[DIRECTIVE] Lines containing the string "document" are to be collected in full.

[Stored items]
_ _ _ _ _ _ _

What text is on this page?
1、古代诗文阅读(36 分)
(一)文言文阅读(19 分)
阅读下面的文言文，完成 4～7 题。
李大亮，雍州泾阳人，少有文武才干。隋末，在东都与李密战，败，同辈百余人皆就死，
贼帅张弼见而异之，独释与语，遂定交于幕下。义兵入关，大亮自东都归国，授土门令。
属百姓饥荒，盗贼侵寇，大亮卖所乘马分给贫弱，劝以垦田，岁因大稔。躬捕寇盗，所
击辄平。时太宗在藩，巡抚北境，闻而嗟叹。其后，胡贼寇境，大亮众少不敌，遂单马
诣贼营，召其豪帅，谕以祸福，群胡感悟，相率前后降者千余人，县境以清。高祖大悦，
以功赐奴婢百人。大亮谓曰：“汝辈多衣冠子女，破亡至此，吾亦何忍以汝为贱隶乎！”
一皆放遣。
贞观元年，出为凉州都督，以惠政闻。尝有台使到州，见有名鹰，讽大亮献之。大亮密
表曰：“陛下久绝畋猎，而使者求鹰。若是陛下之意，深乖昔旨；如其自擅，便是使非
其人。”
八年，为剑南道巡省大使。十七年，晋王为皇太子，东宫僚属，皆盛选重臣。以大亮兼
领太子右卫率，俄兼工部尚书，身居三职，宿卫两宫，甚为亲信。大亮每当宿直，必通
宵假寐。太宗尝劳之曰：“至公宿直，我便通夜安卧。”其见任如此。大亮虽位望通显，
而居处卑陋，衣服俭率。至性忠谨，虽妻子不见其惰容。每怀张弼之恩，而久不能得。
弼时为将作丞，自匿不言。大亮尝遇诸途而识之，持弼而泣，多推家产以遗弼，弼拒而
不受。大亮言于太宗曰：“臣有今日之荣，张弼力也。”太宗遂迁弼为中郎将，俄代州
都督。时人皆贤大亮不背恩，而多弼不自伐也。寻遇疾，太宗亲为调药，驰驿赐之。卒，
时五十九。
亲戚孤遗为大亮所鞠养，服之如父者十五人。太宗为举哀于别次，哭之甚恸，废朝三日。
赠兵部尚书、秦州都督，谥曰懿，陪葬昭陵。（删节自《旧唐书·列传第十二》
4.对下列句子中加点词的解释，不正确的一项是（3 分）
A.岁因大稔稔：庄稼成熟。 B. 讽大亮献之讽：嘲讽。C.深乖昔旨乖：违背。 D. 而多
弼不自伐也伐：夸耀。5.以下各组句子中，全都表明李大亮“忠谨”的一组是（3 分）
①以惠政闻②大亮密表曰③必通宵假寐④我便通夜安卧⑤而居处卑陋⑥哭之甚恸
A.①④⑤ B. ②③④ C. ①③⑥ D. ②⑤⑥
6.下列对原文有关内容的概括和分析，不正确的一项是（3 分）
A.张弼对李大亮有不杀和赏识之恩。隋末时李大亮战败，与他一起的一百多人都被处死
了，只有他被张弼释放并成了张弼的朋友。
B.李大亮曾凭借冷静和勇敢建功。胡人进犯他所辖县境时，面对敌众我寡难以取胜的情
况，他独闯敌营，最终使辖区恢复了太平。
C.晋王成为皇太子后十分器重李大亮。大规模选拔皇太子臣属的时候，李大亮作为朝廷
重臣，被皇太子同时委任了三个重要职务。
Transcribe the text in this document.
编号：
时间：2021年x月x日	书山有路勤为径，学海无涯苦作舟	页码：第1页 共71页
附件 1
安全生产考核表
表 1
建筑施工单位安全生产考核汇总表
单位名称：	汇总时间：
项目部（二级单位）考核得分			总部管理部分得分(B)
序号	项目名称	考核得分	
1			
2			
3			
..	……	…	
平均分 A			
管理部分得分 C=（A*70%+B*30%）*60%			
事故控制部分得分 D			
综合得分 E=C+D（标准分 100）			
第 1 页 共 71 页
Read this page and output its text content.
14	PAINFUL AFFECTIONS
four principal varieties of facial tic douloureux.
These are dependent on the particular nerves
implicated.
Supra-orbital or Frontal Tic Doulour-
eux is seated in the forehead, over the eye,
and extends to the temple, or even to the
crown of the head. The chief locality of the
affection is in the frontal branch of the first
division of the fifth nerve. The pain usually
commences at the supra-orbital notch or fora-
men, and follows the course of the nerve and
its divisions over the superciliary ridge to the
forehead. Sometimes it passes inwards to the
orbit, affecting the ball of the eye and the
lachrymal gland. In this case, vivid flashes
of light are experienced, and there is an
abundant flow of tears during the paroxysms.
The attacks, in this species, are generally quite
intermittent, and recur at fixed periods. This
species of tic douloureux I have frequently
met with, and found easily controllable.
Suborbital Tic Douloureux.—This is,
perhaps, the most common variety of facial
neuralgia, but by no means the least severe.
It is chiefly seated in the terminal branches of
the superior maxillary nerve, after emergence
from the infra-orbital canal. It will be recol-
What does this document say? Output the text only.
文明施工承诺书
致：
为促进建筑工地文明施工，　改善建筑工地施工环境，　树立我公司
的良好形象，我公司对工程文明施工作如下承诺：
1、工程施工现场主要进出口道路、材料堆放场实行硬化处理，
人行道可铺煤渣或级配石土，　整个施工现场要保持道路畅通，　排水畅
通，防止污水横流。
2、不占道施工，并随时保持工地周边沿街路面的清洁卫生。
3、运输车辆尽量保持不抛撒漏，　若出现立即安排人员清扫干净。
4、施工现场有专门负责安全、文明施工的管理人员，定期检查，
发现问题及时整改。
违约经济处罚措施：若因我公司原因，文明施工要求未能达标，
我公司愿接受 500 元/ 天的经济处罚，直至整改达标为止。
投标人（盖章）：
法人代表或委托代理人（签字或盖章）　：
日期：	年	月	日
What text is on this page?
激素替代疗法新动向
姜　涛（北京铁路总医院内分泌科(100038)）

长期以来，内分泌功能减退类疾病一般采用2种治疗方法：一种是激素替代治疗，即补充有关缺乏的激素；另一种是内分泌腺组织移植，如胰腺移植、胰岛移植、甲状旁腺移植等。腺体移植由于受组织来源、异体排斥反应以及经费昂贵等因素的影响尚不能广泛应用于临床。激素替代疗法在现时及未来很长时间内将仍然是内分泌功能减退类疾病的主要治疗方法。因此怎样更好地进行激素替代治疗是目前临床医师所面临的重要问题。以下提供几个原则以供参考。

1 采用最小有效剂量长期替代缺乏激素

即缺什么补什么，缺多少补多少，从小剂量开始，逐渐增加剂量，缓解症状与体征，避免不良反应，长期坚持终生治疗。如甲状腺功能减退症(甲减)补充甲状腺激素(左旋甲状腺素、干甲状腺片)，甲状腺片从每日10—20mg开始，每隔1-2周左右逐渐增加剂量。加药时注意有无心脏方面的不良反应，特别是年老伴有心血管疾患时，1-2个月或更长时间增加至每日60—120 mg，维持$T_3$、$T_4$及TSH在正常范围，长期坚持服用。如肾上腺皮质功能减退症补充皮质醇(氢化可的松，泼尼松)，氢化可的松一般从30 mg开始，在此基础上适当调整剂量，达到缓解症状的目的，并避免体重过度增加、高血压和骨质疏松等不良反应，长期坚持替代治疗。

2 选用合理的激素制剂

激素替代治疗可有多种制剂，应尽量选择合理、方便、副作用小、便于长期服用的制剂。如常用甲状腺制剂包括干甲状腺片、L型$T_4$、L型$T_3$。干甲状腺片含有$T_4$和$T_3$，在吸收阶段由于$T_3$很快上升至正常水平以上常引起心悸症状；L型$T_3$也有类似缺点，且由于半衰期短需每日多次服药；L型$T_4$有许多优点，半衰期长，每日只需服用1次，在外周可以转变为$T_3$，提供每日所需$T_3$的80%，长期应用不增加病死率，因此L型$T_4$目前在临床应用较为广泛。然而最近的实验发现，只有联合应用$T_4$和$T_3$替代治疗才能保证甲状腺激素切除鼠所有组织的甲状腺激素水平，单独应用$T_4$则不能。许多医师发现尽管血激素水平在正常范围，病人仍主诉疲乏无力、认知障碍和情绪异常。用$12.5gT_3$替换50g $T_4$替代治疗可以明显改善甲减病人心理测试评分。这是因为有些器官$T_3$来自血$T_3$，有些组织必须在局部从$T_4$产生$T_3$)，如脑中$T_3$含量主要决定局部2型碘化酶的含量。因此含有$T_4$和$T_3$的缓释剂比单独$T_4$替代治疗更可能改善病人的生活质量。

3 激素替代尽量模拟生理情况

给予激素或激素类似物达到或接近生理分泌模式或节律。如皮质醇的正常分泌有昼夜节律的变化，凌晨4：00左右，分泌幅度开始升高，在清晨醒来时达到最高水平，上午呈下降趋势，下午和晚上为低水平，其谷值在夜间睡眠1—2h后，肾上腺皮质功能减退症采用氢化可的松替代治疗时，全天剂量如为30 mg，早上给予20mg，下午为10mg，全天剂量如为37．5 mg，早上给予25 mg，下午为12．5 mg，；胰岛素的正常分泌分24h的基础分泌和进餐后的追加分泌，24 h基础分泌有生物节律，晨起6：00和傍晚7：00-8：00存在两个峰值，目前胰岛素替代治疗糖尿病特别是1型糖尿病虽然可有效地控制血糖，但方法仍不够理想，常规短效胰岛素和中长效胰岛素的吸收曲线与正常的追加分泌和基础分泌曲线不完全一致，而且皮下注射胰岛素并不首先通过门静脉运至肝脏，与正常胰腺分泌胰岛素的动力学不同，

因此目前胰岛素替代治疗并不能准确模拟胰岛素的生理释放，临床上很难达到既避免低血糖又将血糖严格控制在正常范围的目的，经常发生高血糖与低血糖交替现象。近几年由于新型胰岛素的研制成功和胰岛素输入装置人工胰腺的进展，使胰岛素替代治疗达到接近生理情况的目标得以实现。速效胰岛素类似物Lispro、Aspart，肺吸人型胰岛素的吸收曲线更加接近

_ _ _ _ _ _ _

[ANSWER TO THE PROBLEM]
Transcribe the text in this document.
What does this document say? Output the text only.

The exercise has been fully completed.